## Task to carry out
Find each line containing the string "Price". Copy it.

====== Material supplied ======

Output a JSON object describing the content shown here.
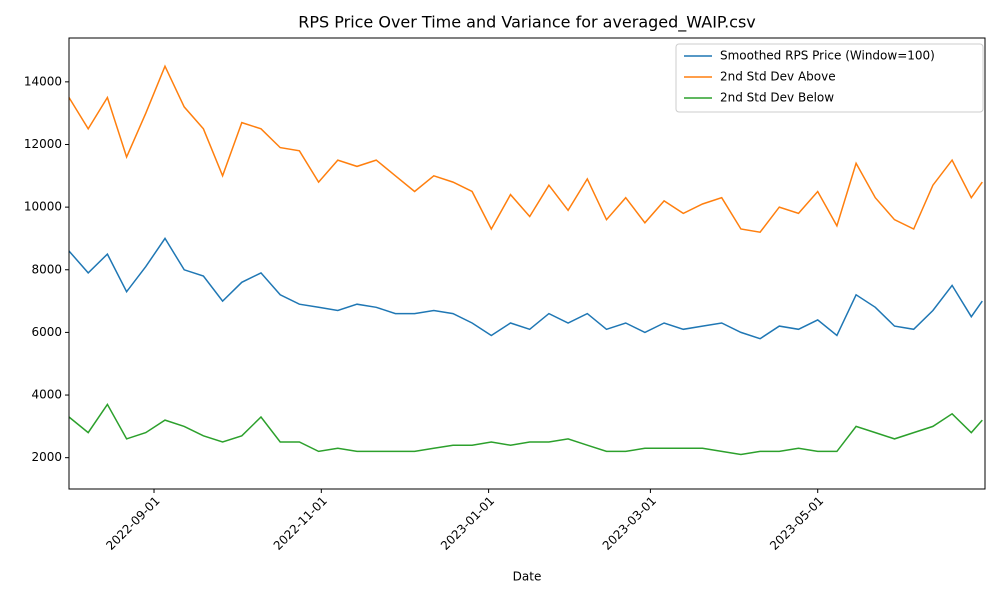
{
  "chart_data": {
    "type": "line",
    "title": "RPS Price Over Time and Variance for averaged_WAIP.csv",
    "x_label": "Date",
    "x": [
      "2022-08-01",
      "2022-08-08",
      "2022-08-15",
      "2022-08-22",
      "2022-08-29",
      "2022-09-05",
      "2022-09-12",
      "2022-09-19",
      "2022-09-26",
      "2022-10-03",
      "2022-10-10",
      "2022-10-17",
      "2022-10-24",
      "2022-10-31",
      "2022-11-07",
      "2022-11-14",
      "2022-11-21",
      "2022-11-28",
      "2022-12-05",
      "2022-12-12",
      "2022-12-19",
      "2022-12-26",
      "2023-01-02",
      "2023-01-09",
      "2023-01-16",
      "2023-01-23",
      "2023-01-30",
      "2023-02-06",
      "2023-02-13",
      "2023-02-20",
      "2023-02-27",
      "2023-03-06",
      "2023-03-13",
      "2023-03-20",
      "2023-03-27",
      "2023-04-03",
      "2023-04-10",
      "2023-04-17",
      "2023-04-24",
      "2023-05-01",
      "2023-05-08",
      "2023-05-15",
      "2023-05-22",
      "2023-05-29",
      "2023-06-05",
      "2023-06-12",
      "2023-06-19",
      "2023-06-26",
      "2023-06-30"
    ],
    "series": [
      {
        "name": "Smoothed RPS Price (Window=100)",
        "color": "#1f77b4",
        "values": [
          8600,
          7900,
          8500,
          7300,
          8100,
          9000,
          8000,
          7800,
          7000,
          7600,
          7900,
          7200,
          6900,
          6800,
          6700,
          6900,
          6800,
          6600,
          6600,
          6700,
          6600,
          6300,
          5900,
          6300,
          6100,
          6600,
          6300,
          6600,
          6100,
          6300,
          6000,
          6300,
          6100,
          6200,
          6300,
          6000,
          5800,
          6200,
          6100,
          6400,
          5900,
          7200,
          6800,
          6200,
          6100,
          6700,
          7500,
          6500,
          7000
        ]
      },
      {
        "name": "2nd Std Dev Above",
        "color": "#ff7f0e",
        "values": [
          13500,
          12500,
          13500,
          11600,
          13000,
          14500,
          13200,
          12500,
          11000,
          12700,
          12500,
          11900,
          11800,
          10800,
          11500,
          11300,
          11500,
          11000,
          10500,
          11000,
          10800,
          10500,
          9300,
          10400,
          9700,
          10700,
          9900,
          10900,
          9600,
          10300,
          9500,
          10200,
          9800,
          10100,
          10300,
          9300,
          9200,
          10000,
          9800,
          10500,
          9400,
          11400,
          10300,
          9600,
          9300,
          10700,
          11500,
          10300,
          10800
        ]
      },
      {
        "name": "2nd Std Dev Below",
        "color": "#2ca02c",
        "values": [
          3300,
          2800,
          3700,
          2600,
          2800,
          3200,
          3000,
          2700,
          2500,
          2700,
          3300,
          2500,
          2500,
          2200,
          2300,
          2200,
          2200,
          2200,
          2200,
          2300,
          2400,
          2400,
          2500,
          2400,
          2500,
          2500,
          2600,
          2400,
          2200,
          2200,
          2300,
          2300,
          2300,
          2300,
          2200,
          2100,
          2200,
          2200,
          2300,
          2200,
          2200,
          3000,
          2800,
          2600,
          2800,
          3000,
          3400,
          2800,
          3200
        ]
      }
    ],
    "xlim": [
      "2022-08-01",
      "2023-07-01"
    ],
    "xticks": [
      "2022-09-01",
      "2022-11-01",
      "2023-01-01",
      "2023-03-01",
      "2023-05-01"
    ],
    "ylim": [
      1000,
      15400
    ],
    "yticks": [
      2000,
      4000,
      6000,
      8000,
      10000,
      12000,
      14000
    ],
    "grid": false,
    "legend": "upper right"
  }
}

======

## Task response
    "title": "RPS Price Over Time and Variance for averaged_WAIP.csv",
        "name": "Smoothed RPS Price (Window=100)",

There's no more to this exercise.